### Exercise description
Keep the pictures out of the copy and repeat the records exactly.

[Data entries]
● ● ● ● ● ● ●
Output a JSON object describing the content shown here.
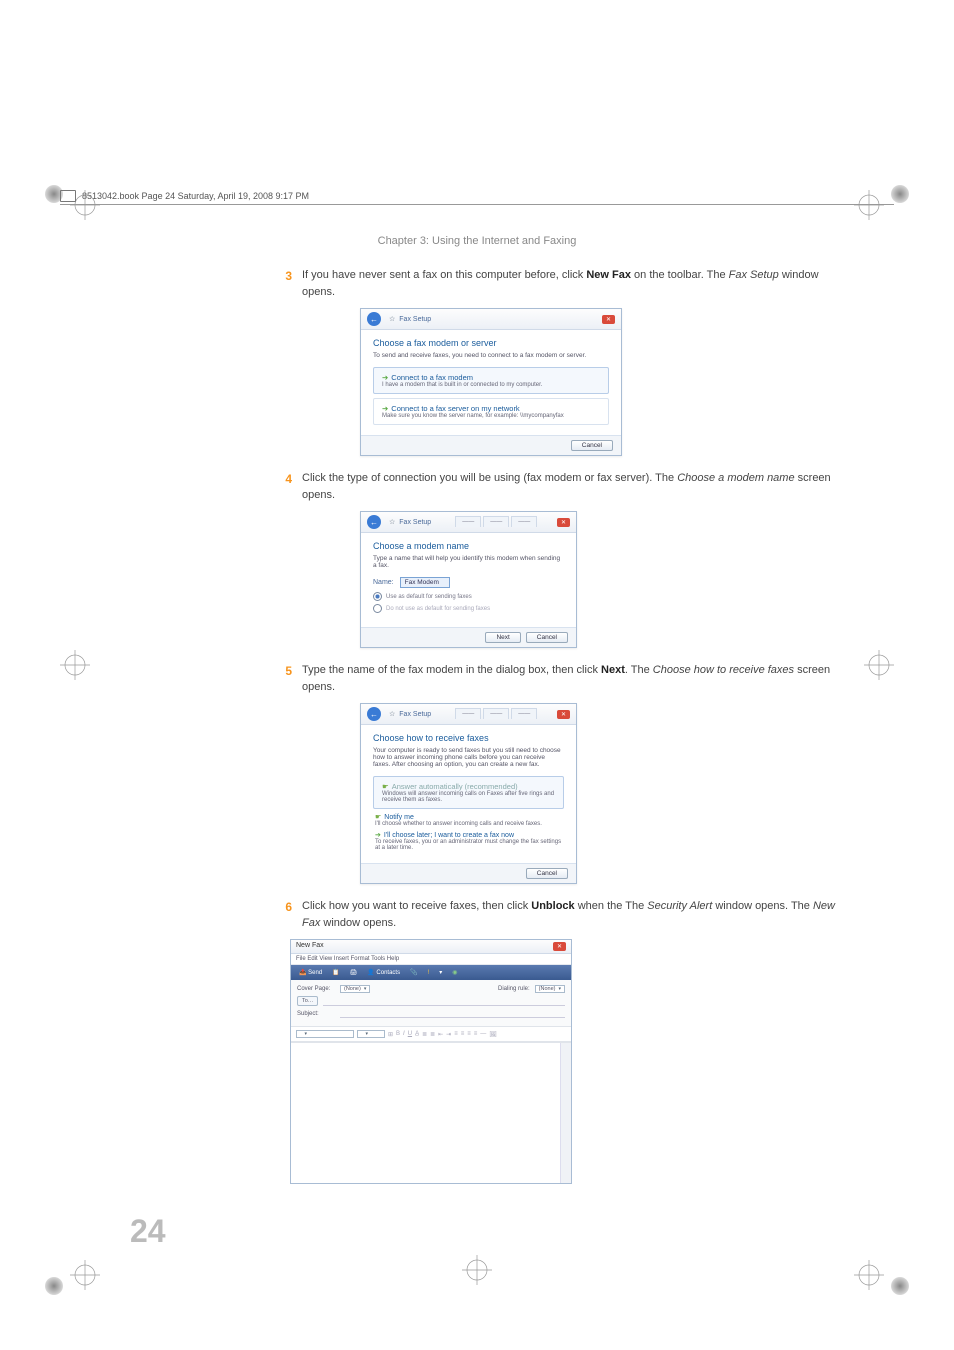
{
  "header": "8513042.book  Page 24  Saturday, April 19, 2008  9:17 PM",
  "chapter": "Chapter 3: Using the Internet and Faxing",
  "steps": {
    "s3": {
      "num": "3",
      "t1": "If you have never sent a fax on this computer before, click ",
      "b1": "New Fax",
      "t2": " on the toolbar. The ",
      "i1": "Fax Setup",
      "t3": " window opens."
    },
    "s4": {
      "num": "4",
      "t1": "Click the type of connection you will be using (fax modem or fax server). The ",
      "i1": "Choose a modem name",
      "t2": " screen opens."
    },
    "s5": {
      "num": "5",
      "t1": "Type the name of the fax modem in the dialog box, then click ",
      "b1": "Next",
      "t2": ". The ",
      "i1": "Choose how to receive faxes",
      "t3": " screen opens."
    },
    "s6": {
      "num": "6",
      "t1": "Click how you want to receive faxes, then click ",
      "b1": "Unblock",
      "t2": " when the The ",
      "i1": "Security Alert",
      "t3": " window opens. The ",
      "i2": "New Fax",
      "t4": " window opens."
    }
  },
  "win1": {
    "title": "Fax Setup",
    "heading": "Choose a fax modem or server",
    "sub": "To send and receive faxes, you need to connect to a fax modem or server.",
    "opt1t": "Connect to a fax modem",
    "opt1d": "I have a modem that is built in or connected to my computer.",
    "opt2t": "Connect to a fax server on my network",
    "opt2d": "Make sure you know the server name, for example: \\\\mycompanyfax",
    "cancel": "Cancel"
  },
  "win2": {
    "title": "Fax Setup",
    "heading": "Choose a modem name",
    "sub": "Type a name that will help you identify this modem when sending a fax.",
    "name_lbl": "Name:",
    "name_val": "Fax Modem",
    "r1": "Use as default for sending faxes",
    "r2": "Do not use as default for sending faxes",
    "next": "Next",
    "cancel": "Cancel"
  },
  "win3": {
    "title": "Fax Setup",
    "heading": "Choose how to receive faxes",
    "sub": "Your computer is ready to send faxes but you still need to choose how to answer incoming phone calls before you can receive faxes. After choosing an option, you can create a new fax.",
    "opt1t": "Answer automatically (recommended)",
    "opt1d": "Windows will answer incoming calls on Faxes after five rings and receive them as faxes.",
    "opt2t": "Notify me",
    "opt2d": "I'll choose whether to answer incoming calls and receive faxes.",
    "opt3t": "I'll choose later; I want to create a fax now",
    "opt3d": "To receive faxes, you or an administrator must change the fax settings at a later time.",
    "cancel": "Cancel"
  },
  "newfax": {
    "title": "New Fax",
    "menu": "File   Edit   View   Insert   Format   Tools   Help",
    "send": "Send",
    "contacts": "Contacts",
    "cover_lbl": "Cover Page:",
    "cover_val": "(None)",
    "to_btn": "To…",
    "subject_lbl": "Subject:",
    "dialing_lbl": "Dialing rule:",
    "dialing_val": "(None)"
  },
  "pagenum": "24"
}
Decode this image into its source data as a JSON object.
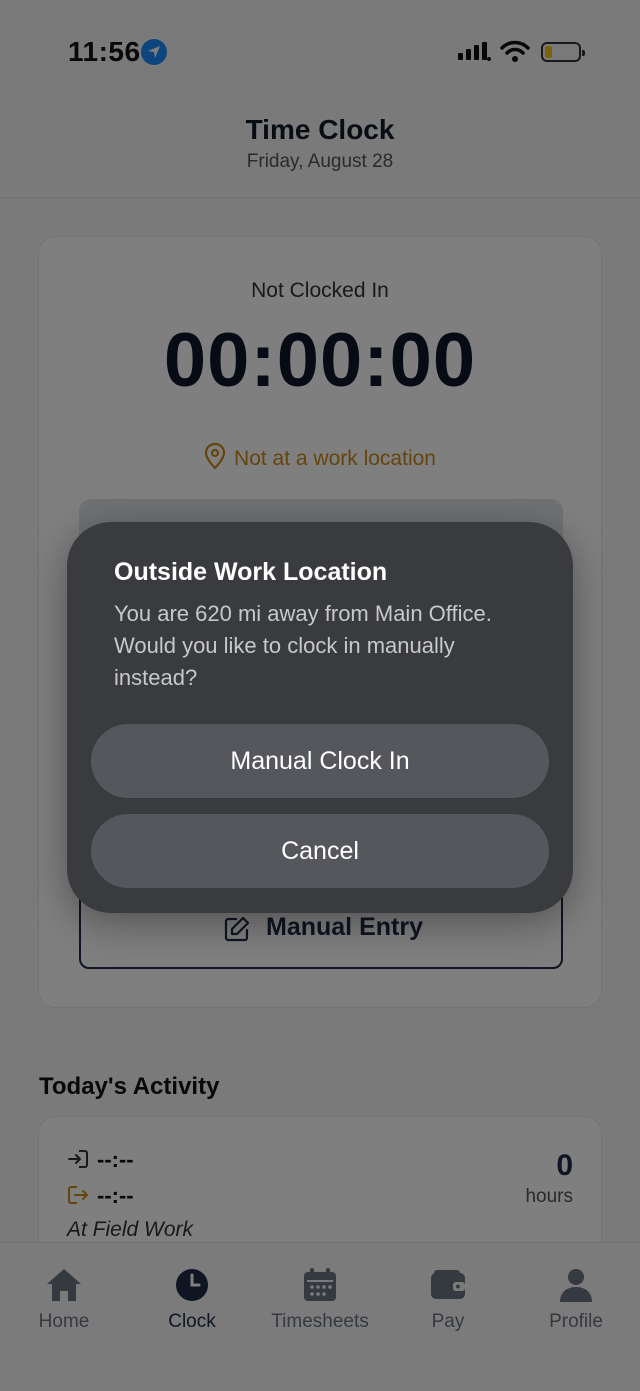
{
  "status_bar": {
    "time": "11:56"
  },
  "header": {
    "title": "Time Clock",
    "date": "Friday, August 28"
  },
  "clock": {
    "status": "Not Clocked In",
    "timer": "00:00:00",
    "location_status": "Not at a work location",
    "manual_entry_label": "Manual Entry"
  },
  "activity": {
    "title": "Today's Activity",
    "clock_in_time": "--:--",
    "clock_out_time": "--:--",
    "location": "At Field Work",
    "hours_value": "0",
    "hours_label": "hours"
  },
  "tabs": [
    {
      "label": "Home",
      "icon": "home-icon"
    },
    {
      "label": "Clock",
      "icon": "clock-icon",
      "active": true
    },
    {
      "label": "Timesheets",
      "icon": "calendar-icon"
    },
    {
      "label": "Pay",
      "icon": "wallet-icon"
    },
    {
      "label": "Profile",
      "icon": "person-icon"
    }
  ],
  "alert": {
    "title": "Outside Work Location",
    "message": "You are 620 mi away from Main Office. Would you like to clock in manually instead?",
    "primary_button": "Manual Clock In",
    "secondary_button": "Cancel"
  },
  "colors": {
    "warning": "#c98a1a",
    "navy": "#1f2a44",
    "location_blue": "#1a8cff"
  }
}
● ● ● ● ● ● ●
### Reply
Output a JSON object describing the content shown here.
{
  "header": "8513042.book  Page 24  Saturday, April 19, 2008  9:17 PM",
  "chapter": "Chapter 3: Using the Internet and Faxing",
  "steps": {
    "s3": {
      "num": "3",
      "t1": "If you have never sent a fax on this computer before, click ",
      "b1": "New Fax",
      "t2": " on the toolbar. The ",
      "i1": "Fax Setup",
      "t3": " window opens."
    },
    "s4": {
      "num": "4",
      "t1": "Click the type of connection you will be using (fax modem or fax server). The ",
      "i1": "Choose a modem name",
      "t2": " screen opens."
    },
    "s5": {
      "num": "5",
      "t1": "Type the name of the fax modem in the dialog box, then click ",
      "b1": "Next",
      "t2": ". The ",
      "i1": "Choose how to receive faxes",
      "t3": " screen opens."
    },
    "s6": {
      "num": "6",
      "t1": "Click how you want to receive faxes, then click ",
      "b1": "Unblock",
      "t2": " when the The ",
      "i1": "Security Alert",
      "t3": " window opens. The ",
      "i2": "New Fax",
      "t4": " window opens."
    }
  },
  "win1": {
    "title": "Fax Setup",
    "heading": "Choose a fax modem or server",
    "sub": "To send and receive faxes, you need to connect to a fax modem or server.",
    "opt1t": "Connect to a fax modem",
    "opt1d": "I have a modem that is built in or connected to my computer.",
    "opt2t": "Connect to a fax server on my network",
    "opt2d": "Make sure you know the server name, for example: \\\\mycompanyfax",
    "cancel": "Cancel"
  },
  "win2": {
    "title": "Fax Setup",
    "heading": "Choose a modem name",
    "sub": "Type a name that will help you identify this modem when sending a fax.",
    "name_lbl": "Name:",
    "name_val": "Fax Modem",
    "r1": "Use as default for sending faxes",
    "r2": "Do not use as default for sending faxes",
    "next": "Next",
    "cancel": "Cancel"
  },
  "win3": {
    "title": "Fax Setup",
    "heading": "Choose how to receive faxes",
    "sub": "Your computer is ready to send faxes but you still need to choose how to answer incoming phone calls before you can receive faxes. After choosing an option, you can create a new fax.",
    "opt1t": "Answer automatically (recommended)",
    "opt1d": "Windows will answer incoming calls on Faxes after five rings and receive them as faxes.",
    "opt2t": "Notify me",
    "opt2d": "I'll choose whether to answer incoming calls and receive faxes.",
    "opt3t": "I'll choose later; I want to create a fax now",
    "opt3d": "To receive faxes, you or an administrator must change the fax settings at a later time.",
    "cancel": "Cancel"
  },
  "newfax": {
    "title": "New Fax",
    "menu": "File   Edit   View   Insert   Format   Tools   Help",
    "send": "Send",
    "contacts": "Contacts",
    "cover_lbl": "Cover Page:",
    "cover_val": "(None)",
    "to_btn": "To…",
    "subject_lbl": "Subject:",
    "dialing_lbl": "Dialing rule:",
    "dialing_val": "(None)"
  },
  "pagenum": "24"
}
Decode this image into its source data as a JSON object.
{
  "status_bar": {
    "time": "11:56"
  },
  "header": {
    "title": "Time Clock",
    "date": "Friday, August 28"
  },
  "clock": {
    "status": "Not Clocked In",
    "timer": "00:00:00",
    "location_status": "Not at a work location",
    "manual_entry_label": "Manual Entry"
  },
  "activity": {
    "title": "Today's Activity",
    "clock_in_time": "--:--",
    "clock_out_time": "--:--",
    "location": "At Field Work",
    "hours_value": "0",
    "hours_label": "hours"
  },
  "tabs": [
    {
      "label": "Home",
      "icon": "home-icon"
    },
    {
      "label": "Clock",
      "icon": "clock-icon",
      "active": true
    },
    {
      "label": "Timesheets",
      "icon": "calendar-icon"
    },
    {
      "label": "Pay",
      "icon": "wallet-icon"
    },
    {
      "label": "Profile",
      "icon": "person-icon"
    }
  ],
  "alert": {
    "title": "Outside Work Location",
    "message": "You are 620 mi away from Main Office. Would you like to clock in manually instead?",
    "primary_button": "Manual Clock In",
    "secondary_button": "Cancel"
  },
  "colors": {
    "warning": "#c98a1a",
    "navy": "#1f2a44",
    "location_blue": "#1a8cff"
  }
}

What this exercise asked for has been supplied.